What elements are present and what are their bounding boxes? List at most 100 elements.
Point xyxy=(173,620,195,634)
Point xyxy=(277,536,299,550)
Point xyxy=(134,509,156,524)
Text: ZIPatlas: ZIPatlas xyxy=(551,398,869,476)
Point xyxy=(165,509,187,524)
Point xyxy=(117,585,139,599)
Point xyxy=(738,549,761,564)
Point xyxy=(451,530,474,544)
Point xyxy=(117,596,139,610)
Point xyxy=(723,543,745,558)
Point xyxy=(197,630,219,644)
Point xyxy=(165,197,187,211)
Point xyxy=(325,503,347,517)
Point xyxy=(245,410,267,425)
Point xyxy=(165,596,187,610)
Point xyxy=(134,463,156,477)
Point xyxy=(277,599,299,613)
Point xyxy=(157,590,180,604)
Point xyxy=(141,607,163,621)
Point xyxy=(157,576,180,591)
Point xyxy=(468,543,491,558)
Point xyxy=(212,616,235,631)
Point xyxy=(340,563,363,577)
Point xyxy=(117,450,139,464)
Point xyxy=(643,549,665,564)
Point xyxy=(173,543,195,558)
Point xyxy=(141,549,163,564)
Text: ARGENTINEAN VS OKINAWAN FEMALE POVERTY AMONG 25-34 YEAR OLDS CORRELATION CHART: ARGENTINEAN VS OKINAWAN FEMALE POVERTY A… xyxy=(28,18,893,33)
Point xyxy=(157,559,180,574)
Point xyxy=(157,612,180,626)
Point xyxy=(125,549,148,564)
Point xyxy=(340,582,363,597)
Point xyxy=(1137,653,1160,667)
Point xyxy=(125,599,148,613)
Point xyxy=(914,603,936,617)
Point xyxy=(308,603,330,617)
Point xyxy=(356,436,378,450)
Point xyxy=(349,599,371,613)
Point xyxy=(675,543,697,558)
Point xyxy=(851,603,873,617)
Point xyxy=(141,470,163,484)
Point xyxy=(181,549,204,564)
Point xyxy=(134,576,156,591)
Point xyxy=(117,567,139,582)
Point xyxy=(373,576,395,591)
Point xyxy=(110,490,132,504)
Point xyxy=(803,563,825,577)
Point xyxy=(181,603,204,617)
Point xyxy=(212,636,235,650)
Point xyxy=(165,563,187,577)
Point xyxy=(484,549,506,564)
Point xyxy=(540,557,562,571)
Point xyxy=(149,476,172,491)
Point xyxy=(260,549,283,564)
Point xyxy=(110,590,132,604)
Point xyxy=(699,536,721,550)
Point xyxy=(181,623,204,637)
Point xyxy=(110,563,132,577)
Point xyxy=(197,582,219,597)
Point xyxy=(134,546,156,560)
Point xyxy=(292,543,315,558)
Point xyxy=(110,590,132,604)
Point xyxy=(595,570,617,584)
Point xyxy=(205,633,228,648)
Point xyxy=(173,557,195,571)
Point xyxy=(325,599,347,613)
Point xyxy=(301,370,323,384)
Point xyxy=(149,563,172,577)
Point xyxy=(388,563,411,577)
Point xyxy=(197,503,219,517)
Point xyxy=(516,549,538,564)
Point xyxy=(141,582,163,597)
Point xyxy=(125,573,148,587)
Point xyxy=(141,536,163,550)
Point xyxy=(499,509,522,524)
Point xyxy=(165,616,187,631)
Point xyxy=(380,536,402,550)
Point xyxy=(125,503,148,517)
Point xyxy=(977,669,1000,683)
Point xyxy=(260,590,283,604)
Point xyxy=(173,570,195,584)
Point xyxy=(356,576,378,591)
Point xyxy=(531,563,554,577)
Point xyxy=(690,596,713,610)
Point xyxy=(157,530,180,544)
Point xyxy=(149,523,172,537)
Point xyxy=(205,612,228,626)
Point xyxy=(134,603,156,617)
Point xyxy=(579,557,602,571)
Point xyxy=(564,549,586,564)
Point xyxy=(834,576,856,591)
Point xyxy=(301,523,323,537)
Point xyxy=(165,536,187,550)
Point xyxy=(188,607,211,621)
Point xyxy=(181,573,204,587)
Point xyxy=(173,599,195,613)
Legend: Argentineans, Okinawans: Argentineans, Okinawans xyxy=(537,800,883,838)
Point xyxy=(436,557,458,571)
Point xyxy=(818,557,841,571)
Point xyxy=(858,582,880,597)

### Short problem
Rewrite every row above as a JSON list of strings, with one string per line and blank lines omitted.

### Written answer
[
  "What elements are present and what are their bounding boxes? List at most 100 elements.",
  "Point xyxy=(173,620,195,634)",
  "Point xyxy=(277,536,299,550)",
  "Point xyxy=(134,509,156,524)",
  "Text: ZIPatlas: ZIPatlas xyxy=(551,398,869,476)",
  "Point xyxy=(165,509,187,524)",
  "Point xyxy=(117,585,139,599)",
  "Point xyxy=(738,549,761,564)",
  "Point xyxy=(451,530,474,544)",
  "Point xyxy=(117,596,139,610)",
  "Point xyxy=(723,543,745,558)",
  "Point xyxy=(197,630,219,644)",
  "Point xyxy=(165,197,187,211)",
  "Point xyxy=(325,503,347,517)",
  "Point xyxy=(245,410,267,425)",
  "Point xyxy=(165,596,187,610)",
  "Point xyxy=(134,463,156,477)",
  "Point xyxy=(277,599,299,613)",
  "Point xyxy=(157,590,180,604)",
  "Point xyxy=(141,607,163,621)",
  "Point xyxy=(157,576,180,591)",
  "Point xyxy=(468,543,491,558)",
  "Point xyxy=(212,616,235,631)",
  "Point xyxy=(340,563,363,577)",
  "Point xyxy=(117,450,139,464)",
  "Point xyxy=(643,549,665,564)",
  "Point xyxy=(173,543,195,558)",
  "Point xyxy=(141,549,163,564)",
  "Text: ARGENTINEAN VS OKINAWAN FEMALE POVERTY AMONG 25-34 YEAR OLDS CORRELATION CHART: ARGENTINEAN VS OKINAWAN FEMALE POVERTY A… xyxy=(28,18,893,33)",
  "Point xyxy=(157,559,180,574)",
  "Point xyxy=(157,612,180,626)",
  "Point xyxy=(125,549,148,564)",
  "Point xyxy=(340,582,363,597)",
  "Point xyxy=(1137,653,1160,667)",
  "Point xyxy=(125,599,148,613)",
  "Point xyxy=(914,603,936,617)",
  "Point xyxy=(308,603,330,617)",
  "Point xyxy=(356,436,378,450)",
  "Point xyxy=(349,599,371,613)",
  "Point xyxy=(675,543,697,558)",
  "Point xyxy=(851,603,873,617)",
  "Point xyxy=(141,470,163,484)",
  "Point xyxy=(181,549,204,564)",
  "Point xyxy=(134,576,156,591)",
  "Point xyxy=(117,567,139,582)",
  "Point xyxy=(373,576,395,591)",
  "Point xyxy=(110,490,132,504)",
  "Point xyxy=(803,563,825,577)",
  "Point xyxy=(181,603,204,617)",
  "Point xyxy=(212,636,235,650)",
  "Point xyxy=(165,563,187,577)",
  "Point xyxy=(484,549,506,564)",
  "Point xyxy=(540,557,562,571)",
  "Point xyxy=(149,476,172,491)",
  "Point xyxy=(260,549,283,564)",
  "Point xyxy=(110,590,132,604)",
  "Point xyxy=(699,536,721,550)",
  "Point xyxy=(181,623,204,637)",
  "Point xyxy=(110,563,132,577)",
  "Point xyxy=(197,582,219,597)",
  "Point xyxy=(134,546,156,560)",
  "Point xyxy=(292,543,315,558)",
  "Point xyxy=(110,590,132,604)",
  "Point xyxy=(595,570,617,584)",
  "Point xyxy=(205,633,228,648)",
  "Point xyxy=(173,557,195,571)",
  "Point xyxy=(325,599,347,613)",
  "Point xyxy=(301,370,323,384)",
  "Point xyxy=(149,563,172,577)",
  "Point xyxy=(388,563,411,577)",
  "Point xyxy=(197,503,219,517)",
  "Point xyxy=(516,549,538,564)",
  "Point xyxy=(141,582,163,597)",
  "Point xyxy=(125,573,148,587)",
  "Point xyxy=(141,536,163,550)",
  "Point xyxy=(499,509,522,524)",
  "Point xyxy=(165,616,187,631)",
  "Point xyxy=(380,536,402,550)",
  "Point xyxy=(125,503,148,517)",
  "Point xyxy=(977,669,1000,683)",
  "Point xyxy=(260,590,283,604)",
  "Point xyxy=(173,570,195,584)",
  "Point xyxy=(356,576,378,591)",
  "Point xyxy=(531,563,554,577)",
  "Point xyxy=(690,596,713,610)",
  "Point xyxy=(157,530,180,544)",
  "Point xyxy=(149,523,172,537)",
  "Point xyxy=(205,612,228,626)",
  "Point xyxy=(134,603,156,617)",
  "Point xyxy=(579,557,602,571)",
  "Point xyxy=(564,549,586,564)",
  "Point xyxy=(834,576,856,591)",
  "Point xyxy=(301,523,323,537)",
  "Point xyxy=(165,536,187,550)",
  "Point xyxy=(188,607,211,621)",
  "Point xyxy=(181,573,204,587)",
  "Point xyxy=(173,599,195,613)",
  "Legend: Argentineans, Okinawans: Argentineans, Okinawans xyxy=(537,800,883,838)",
  "Point xyxy=(436,557,458,571)",
  "Point xyxy=(818,557,841,571)",
  "Point xyxy=(858,582,880,597)"
]